- **Material provided**
------------
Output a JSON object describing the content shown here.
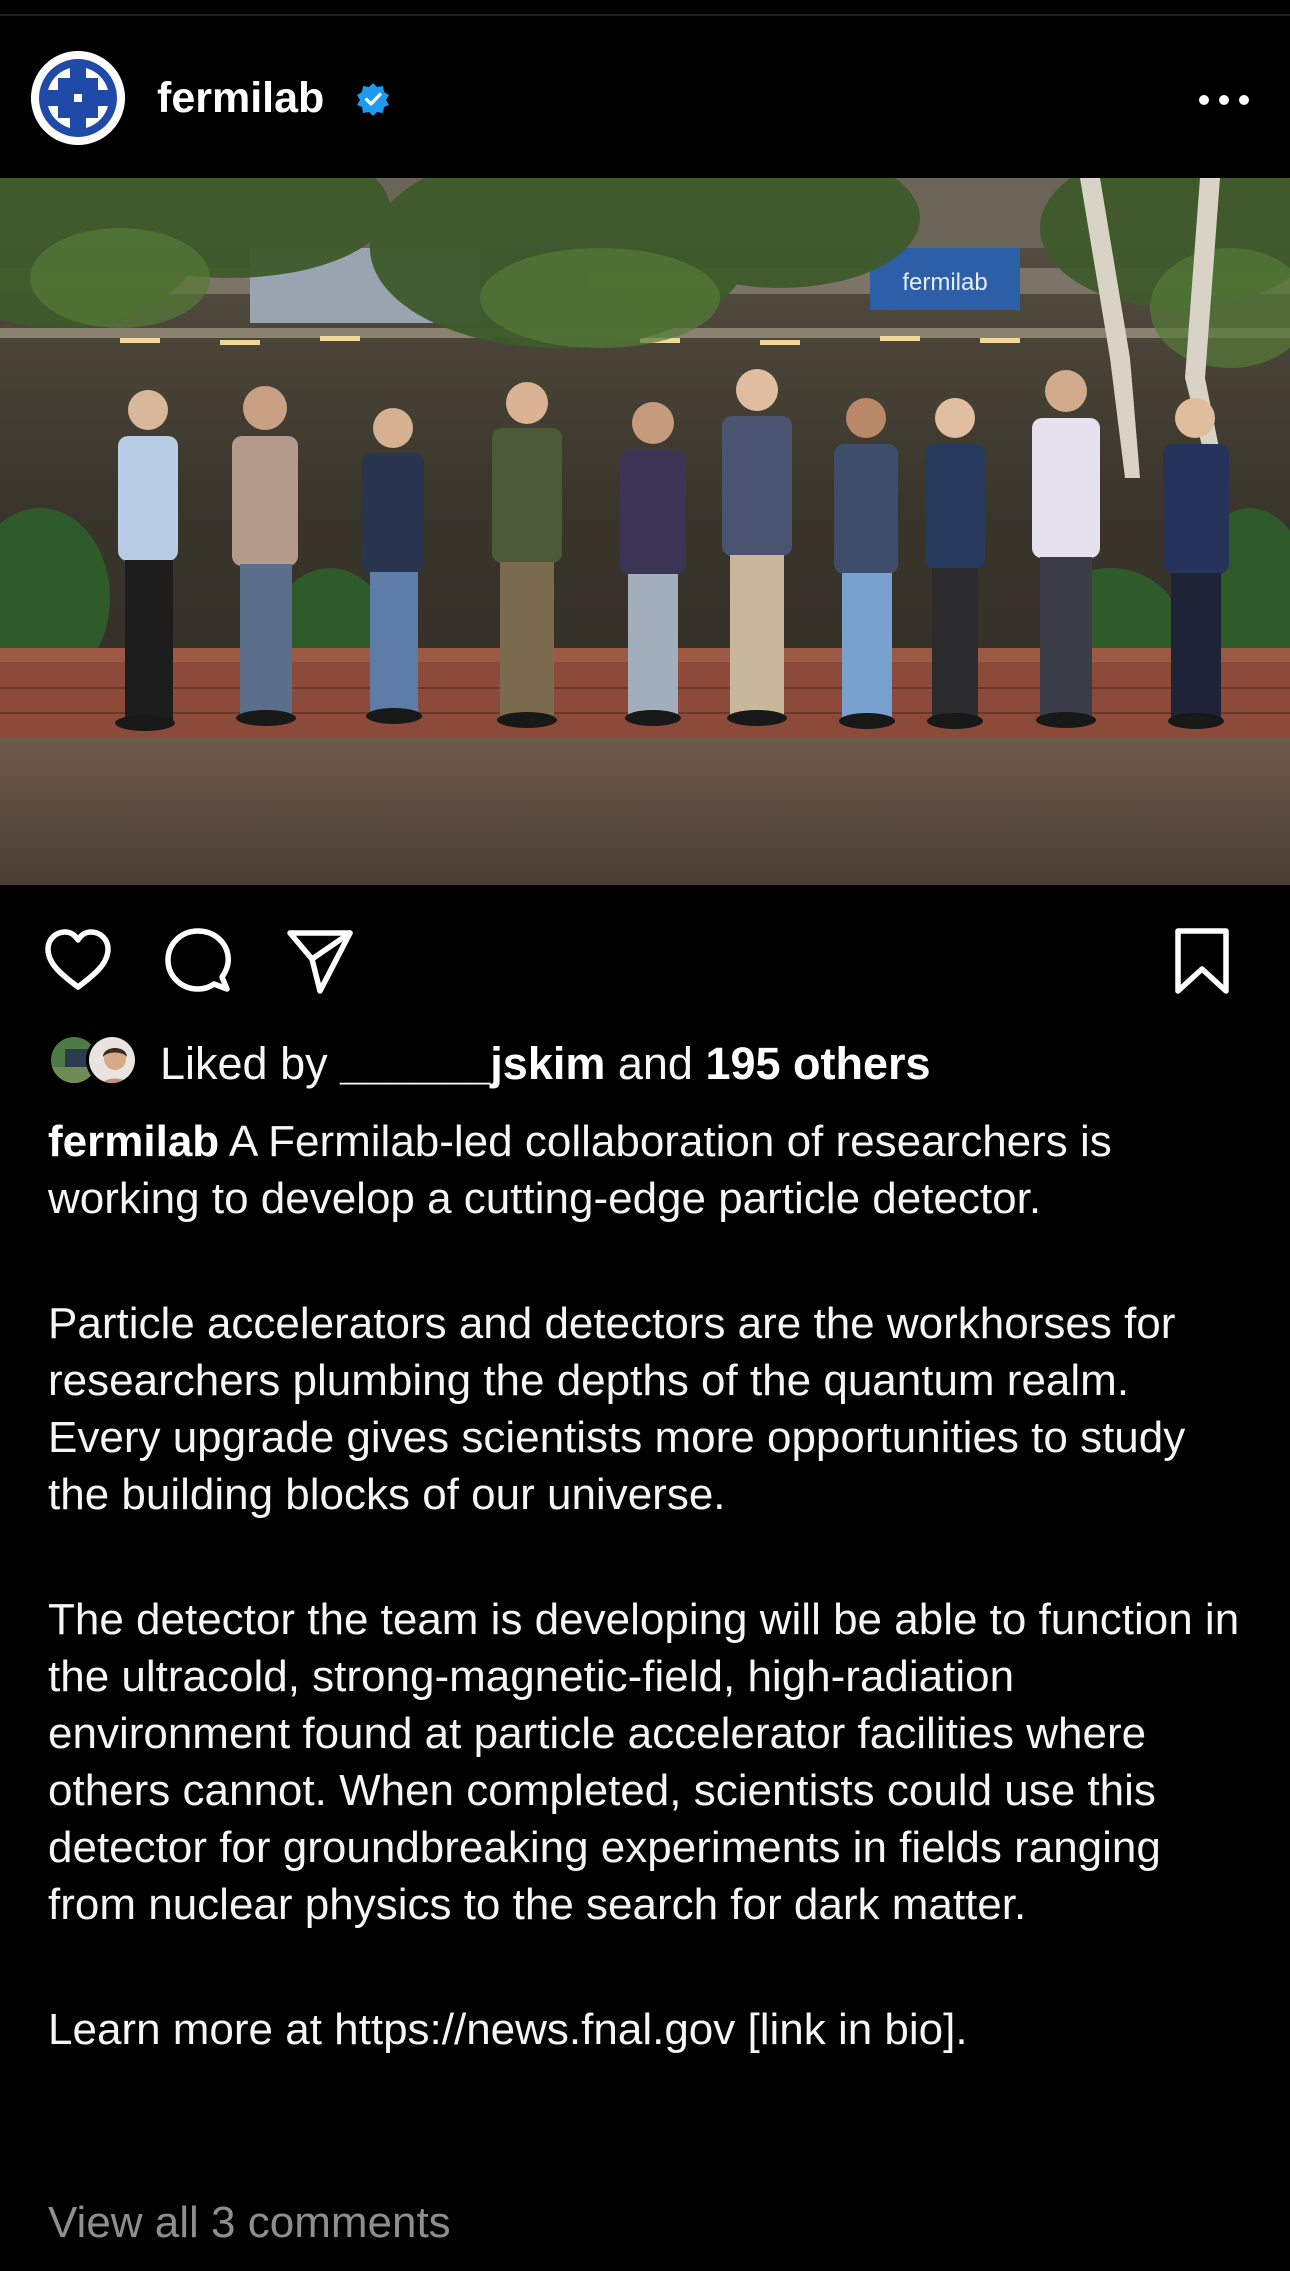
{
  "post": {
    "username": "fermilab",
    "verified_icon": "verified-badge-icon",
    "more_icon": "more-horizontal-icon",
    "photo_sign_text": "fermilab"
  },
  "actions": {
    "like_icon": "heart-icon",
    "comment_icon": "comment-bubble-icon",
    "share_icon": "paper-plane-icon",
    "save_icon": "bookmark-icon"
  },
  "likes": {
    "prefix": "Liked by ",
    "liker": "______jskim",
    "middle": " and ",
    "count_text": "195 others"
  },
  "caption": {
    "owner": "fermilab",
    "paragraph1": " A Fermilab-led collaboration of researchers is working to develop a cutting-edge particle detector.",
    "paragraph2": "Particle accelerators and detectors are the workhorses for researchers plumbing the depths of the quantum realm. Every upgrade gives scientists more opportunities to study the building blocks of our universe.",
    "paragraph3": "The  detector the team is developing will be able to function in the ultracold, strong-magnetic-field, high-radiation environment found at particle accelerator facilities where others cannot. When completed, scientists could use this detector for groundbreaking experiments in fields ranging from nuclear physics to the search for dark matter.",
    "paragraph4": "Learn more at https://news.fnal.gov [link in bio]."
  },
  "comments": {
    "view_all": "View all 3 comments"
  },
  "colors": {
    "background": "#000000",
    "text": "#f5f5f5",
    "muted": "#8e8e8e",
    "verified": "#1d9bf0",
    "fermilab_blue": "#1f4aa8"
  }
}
------------
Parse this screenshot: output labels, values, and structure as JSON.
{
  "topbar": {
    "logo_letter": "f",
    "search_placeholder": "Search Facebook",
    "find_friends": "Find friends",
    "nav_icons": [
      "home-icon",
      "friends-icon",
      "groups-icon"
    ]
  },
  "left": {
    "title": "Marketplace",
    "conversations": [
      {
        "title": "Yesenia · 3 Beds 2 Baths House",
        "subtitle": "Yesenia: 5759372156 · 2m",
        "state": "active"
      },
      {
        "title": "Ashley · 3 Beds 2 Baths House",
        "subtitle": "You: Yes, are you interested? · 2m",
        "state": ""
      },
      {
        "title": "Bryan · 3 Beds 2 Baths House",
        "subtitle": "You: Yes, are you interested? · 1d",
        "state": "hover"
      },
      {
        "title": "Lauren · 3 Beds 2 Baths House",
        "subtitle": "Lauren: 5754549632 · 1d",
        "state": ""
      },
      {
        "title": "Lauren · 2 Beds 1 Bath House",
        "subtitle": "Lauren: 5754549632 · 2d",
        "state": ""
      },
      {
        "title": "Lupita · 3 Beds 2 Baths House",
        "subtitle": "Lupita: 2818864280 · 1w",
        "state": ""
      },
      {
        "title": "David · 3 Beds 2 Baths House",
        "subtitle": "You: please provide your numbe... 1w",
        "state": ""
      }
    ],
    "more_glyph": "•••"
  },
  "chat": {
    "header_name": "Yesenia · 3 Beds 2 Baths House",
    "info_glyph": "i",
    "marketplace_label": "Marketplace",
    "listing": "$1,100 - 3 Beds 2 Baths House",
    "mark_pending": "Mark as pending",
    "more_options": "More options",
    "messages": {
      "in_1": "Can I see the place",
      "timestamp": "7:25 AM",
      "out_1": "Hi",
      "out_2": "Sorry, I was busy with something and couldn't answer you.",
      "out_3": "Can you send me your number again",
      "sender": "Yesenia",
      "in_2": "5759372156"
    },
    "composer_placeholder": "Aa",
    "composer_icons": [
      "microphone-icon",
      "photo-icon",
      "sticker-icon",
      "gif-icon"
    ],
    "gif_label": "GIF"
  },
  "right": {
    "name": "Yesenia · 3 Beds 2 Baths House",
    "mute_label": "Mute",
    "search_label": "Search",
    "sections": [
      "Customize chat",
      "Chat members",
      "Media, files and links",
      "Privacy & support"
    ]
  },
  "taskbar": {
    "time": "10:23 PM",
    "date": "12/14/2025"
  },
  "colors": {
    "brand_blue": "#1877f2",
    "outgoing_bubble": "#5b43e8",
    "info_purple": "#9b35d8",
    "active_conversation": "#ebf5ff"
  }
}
------------
- **What you are asked to do**
Identify and copy lines that hold the string "your".

- **Finished exercise**
        "subtitle": "You: please provide your numbe... 1w",
      "out_3": "Can you send me your number again",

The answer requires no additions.